# Task statement:
Reproduce all records verbatim.

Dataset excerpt
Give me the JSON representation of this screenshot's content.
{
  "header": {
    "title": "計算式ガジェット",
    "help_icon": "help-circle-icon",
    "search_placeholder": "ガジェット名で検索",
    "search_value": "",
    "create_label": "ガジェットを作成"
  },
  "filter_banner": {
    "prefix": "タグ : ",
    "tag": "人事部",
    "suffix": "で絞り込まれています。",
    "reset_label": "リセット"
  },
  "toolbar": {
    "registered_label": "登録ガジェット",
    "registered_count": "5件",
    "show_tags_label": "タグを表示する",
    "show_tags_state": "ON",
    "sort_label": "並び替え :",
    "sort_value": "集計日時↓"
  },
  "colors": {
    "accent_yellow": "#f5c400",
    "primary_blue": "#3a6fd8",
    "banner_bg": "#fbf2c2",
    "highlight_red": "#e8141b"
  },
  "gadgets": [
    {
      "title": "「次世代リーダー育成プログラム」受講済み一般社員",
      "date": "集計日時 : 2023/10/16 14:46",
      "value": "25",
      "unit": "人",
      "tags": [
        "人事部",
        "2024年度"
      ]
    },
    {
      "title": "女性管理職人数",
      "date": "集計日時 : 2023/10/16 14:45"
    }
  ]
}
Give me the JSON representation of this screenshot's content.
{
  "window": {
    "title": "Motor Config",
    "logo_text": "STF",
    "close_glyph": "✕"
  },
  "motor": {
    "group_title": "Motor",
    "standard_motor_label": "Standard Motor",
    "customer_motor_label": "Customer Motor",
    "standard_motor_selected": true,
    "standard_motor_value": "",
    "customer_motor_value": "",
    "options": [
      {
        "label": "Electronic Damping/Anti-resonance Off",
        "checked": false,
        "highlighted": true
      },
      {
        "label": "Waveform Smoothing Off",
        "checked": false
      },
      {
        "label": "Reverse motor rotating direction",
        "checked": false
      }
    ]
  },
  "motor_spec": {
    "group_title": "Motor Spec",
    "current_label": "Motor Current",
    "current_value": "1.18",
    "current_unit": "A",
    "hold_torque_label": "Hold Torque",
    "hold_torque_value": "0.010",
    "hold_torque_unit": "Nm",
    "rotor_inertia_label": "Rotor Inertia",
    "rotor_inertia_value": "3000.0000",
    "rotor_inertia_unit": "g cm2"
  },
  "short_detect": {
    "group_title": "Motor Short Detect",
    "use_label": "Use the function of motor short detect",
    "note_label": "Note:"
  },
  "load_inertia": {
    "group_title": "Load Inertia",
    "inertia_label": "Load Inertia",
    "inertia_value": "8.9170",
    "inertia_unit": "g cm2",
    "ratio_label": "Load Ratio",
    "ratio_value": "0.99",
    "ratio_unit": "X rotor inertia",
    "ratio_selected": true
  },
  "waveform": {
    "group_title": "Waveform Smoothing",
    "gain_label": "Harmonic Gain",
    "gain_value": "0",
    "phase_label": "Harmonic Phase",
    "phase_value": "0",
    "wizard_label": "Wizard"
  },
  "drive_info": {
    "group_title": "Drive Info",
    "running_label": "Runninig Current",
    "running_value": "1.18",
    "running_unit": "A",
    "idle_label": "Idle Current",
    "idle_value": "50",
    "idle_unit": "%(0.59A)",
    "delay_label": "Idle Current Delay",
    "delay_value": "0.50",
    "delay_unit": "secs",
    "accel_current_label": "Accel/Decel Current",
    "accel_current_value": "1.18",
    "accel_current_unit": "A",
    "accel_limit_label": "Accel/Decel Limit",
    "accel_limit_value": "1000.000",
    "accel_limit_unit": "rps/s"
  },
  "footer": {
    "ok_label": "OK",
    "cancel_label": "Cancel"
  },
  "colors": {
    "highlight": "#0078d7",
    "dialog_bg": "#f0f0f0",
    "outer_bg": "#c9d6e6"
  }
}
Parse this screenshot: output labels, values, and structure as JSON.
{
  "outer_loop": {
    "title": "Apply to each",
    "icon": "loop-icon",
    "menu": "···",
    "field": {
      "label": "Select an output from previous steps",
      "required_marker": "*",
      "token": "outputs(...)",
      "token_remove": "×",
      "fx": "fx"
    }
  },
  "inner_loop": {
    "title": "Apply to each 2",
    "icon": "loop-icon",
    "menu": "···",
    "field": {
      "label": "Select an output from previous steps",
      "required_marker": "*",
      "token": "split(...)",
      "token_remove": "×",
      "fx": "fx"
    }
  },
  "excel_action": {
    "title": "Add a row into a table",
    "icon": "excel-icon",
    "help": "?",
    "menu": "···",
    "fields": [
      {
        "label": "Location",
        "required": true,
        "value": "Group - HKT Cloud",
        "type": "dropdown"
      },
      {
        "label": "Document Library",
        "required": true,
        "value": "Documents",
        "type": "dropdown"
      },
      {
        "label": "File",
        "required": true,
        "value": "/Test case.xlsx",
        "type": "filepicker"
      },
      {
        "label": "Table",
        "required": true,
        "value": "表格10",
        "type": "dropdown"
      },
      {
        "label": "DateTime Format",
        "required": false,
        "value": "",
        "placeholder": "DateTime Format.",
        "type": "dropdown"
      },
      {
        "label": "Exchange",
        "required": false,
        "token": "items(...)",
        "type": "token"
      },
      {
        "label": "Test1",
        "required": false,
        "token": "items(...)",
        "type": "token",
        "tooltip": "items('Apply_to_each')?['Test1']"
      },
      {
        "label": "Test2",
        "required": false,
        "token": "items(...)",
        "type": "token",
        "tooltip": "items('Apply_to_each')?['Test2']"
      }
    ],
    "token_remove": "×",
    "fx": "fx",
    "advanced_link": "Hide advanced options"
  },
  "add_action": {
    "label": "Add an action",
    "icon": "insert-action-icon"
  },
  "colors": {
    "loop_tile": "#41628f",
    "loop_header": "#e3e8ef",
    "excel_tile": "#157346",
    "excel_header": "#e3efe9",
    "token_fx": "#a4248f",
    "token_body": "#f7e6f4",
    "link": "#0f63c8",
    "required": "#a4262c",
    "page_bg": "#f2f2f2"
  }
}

# Task output:
Give me the JSON representation of this screenshot's content.
{
  "header": {
    "title": "計算式ガジェット",
    "help_icon": "help-circle-icon",
    "search_placeholder": "ガジェット名で検索",
    "search_value": "",
    "create_label": "ガジェットを作成"
  },
  "filter_banner": {
    "prefix": "タグ : ",
    "tag": "人事部",
    "suffix": "で絞り込まれています。",
    "reset_label": "リセット"
  },
  "toolbar": {
    "registered_label": "登録ガジェット",
    "registered_count": "5件",
    "show_tags_label": "タグを表示する",
    "show_tags_state": "ON",
    "sort_label": "並び替え :",
    "sort_value": "集計日時↓"
  },
  "colors": {
    "accent_yellow": "#f5c400",
    "primary_blue": "#3a6fd8",
    "banner_bg": "#fbf2c2",
    "highlight_red": "#e8141b"
  },
  "gadgets": [
    {
      "title": "「次世代リーダー育成プログラム」受講済み一般社員",
      "date": "集計日時 : 2023/10/16 14:46",
      "value": "25",
      "unit": "人",
      "tags": [
        "人事部",
        "2024年度"
      ]
    },
    {
      "title": "女性管理職人数",
      "date": "集計日時 : 2023/10/16 14:45"
    }
  ]
}
Give me the JSON representation of this screenshot's content.
{
  "window": {
    "title": "Motor Config",
    "logo_text": "STF",
    "close_glyph": "✕"
  },
  "motor": {
    "group_title": "Motor",
    "standard_motor_label": "Standard Motor",
    "customer_motor_label": "Customer Motor",
    "standard_motor_selected": true,
    "standard_motor_value": "",
    "customer_motor_value": "",
    "options": [
      {
        "label": "Electronic Damping/Anti-resonance Off",
        "checked": false,
        "highlighted": true
      },
      {
        "label": "Waveform Smoothing Off",
        "checked": false
      },
      {
        "label": "Reverse motor rotating direction",
        "checked": false
      }
    ]
  },
  "motor_spec": {
    "group_title": "Motor Spec",
    "current_label": "Motor Current",
    "current_value": "1.18",
    "current_unit": "A",
    "hold_torque_label": "Hold Torque",
    "hold_torque_value": "0.010",
    "hold_torque_unit": "Nm",
    "rotor_inertia_label": "Rotor Inertia",
    "rotor_inertia_value": "3000.0000",
    "rotor_inertia_unit": "g cm2"
  },
  "short_detect": {
    "group_title": "Motor Short Detect",
    "use_label": "Use the function of motor short detect",
    "note_label": "Note:"
  },
  "load_inertia": {
    "group_title": "Load Inertia",
    "inertia_label": "Load Inertia",
    "inertia_value": "8.9170",
    "inertia_unit": "g cm2",
    "ratio_label": "Load Ratio",
    "ratio_value": "0.99",
    "ratio_unit": "X rotor inertia",
    "ratio_selected": true
  },
  "waveform": {
    "group_title": "Waveform Smoothing",
    "gain_label": "Harmonic Gain",
    "gain_value": "0",
    "phase_label": "Harmonic Phase",
    "phase_value": "0",
    "wizard_label": "Wizard"
  },
  "drive_info": {
    "group_title": "Drive Info",
    "running_label": "Runninig Current",
    "running_value": "1.18",
    "running_unit": "A",
    "idle_label": "Idle Current",
    "idle_value": "50",
    "idle_unit": "%(0.59A)",
    "delay_label": "Idle Current Delay",
    "delay_value": "0.50",
    "delay_unit": "secs",
    "accel_current_label": "Accel/Decel Current",
    "accel_current_value": "1.18",
    "accel_current_unit": "A",
    "accel_limit_label": "Accel/Decel Limit",
    "accel_limit_value": "1000.000",
    "accel_limit_unit": "rps/s"
  },
  "footer": {
    "ok_label": "OK",
    "cancel_label": "Cancel"
  },
  "colors": {
    "highlight": "#0078d7",
    "dialog_bg": "#f0f0f0",
    "outer_bg": "#c9d6e6"
  }
}
Parse this screenshot: output labels, values, and structure as JSON.
{
  "outer_loop": {
    "title": "Apply to each",
    "icon": "loop-icon",
    "menu": "···",
    "field": {
      "label": "Select an output from previous steps",
      "required_marker": "*",
      "token": "outputs(...)",
      "token_remove": "×",
      "fx": "fx"
    }
  },
  "inner_loop": {
    "title": "Apply to each 2",
    "icon": "loop-icon",
    "menu": "···",
    "field": {
      "label": "Select an output from previous steps",
      "required_marker": "*",
      "token": "split(...)",
      "token_remove": "×",
      "fx": "fx"
    }
  },
  "excel_action": {
    "title": "Add a row into a table",
    "icon": "excel-icon",
    "help": "?",
    "menu": "···",
    "fields": [
      {
        "label": "Location",
        "required": true,
        "value": "Group - HKT Cloud",
        "type": "dropdown"
      },
      {
        "label": "Document Library",
        "required": true,
        "value": "Documents",
        "type": "dropdown"
      },
      {
        "label": "File",
        "required": true,
        "value": "/Test case.xlsx",
        "type": "filepicker"
      },
      {
        "label": "Table",
        "required": true,
        "value": "表格10",
        "type": "dropdown"
      },
      {
        "label": "DateTime Format",
        "required": false,
        "value": "",
        "placeholder": "DateTime Format.",
        "type": "dropdown"
      },
      {
        "label": "Exchange",
        "required": false,
        "token": "items(...)",
        "type": "token"
      },
      {
        "label": "Test1",
        "required": false,
        "token": "items(...)",
        "type": "token",
        "tooltip": "items('Apply_to_each')?['Test1']"
      },
      {
        "label": "Test2",
        "required": false,
        "token": "items(...)",
        "type": "token",
        "tooltip": "items('Apply_to_each')?['Test2']"
      }
    ],
    "token_remove": "×",
    "fx": "fx",
    "advanced_link": "Hide advanced options"
  },
  "add_action": {
    "label": "Add an action",
    "icon": "insert-action-icon"
  },
  "colors": {
    "loop_tile": "#41628f",
    "loop_header": "#e3e8ef",
    "excel_tile": "#157346",
    "excel_header": "#e3efe9",
    "token_fx": "#a4248f",
    "token_body": "#f7e6f4",
    "link": "#0f63c8",
    "required": "#a4262c",
    "page_bg": "#f2f2f2"
  }
}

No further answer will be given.